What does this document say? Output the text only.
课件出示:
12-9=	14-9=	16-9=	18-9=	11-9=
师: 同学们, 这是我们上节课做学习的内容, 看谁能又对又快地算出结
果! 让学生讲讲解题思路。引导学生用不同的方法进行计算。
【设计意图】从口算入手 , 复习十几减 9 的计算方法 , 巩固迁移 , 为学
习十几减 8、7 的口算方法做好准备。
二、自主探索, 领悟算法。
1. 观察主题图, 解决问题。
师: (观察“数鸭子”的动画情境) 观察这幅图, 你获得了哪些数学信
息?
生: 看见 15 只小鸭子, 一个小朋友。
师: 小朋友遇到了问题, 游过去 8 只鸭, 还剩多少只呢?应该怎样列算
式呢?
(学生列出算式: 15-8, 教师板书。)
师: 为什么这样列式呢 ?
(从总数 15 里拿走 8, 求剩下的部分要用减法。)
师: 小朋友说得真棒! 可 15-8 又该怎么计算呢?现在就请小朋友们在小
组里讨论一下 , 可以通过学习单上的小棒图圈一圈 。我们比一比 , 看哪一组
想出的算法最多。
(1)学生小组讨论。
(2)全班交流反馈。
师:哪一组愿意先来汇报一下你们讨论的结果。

=-=-=

What needs to be done: Retype the listing. Match it exactly.

Solution to this exercise:
What does this document say? Output the text only.
课件出示:
12-9=	14-9=	16-9=	18-9=	11-9=
师: 同学们, 这是我们上节课做学习的内容, 看谁能又对又快地算出结
果! 让学生讲讲解题思路。引导学生用不同的方法进行计算。
【设计意图】从口算入手 , 复习十几减 9 的计算方法 , 巩固迁移 , 为学
习十几减 8、7 的口算方法做好准备。
二、自主探索, 领悟算法。
1. 观察主题图, 解决问题。
师: (观察“数鸭子”的动画情境) 观察这幅图, 你获得了哪些数学信
息?
生: 看见 15 只小鸭子, 一个小朋友。
师: 小朋友遇到了问题, 游过去 8 只鸭, 还剩多少只呢?应该怎样列算
式呢?
(学生列出算式: 15-8, 教师板书。)
师: 为什么这样列式呢 ?
(从总数 15 里拿走 8, 求剩下的部分要用减法。)
师: 小朋友说得真棒! 可 15-8 又该怎么计算呢?现在就请小朋友们在小
组里讨论一下 , 可以通过学习单上的小棒图圈一圈 。我们比一比 , 看哪一组
想出的算法最多。
(1)学生小组讨论。
(2)全班交流反馈。
师:哪一组愿意先来汇报一下你们讨论的结果。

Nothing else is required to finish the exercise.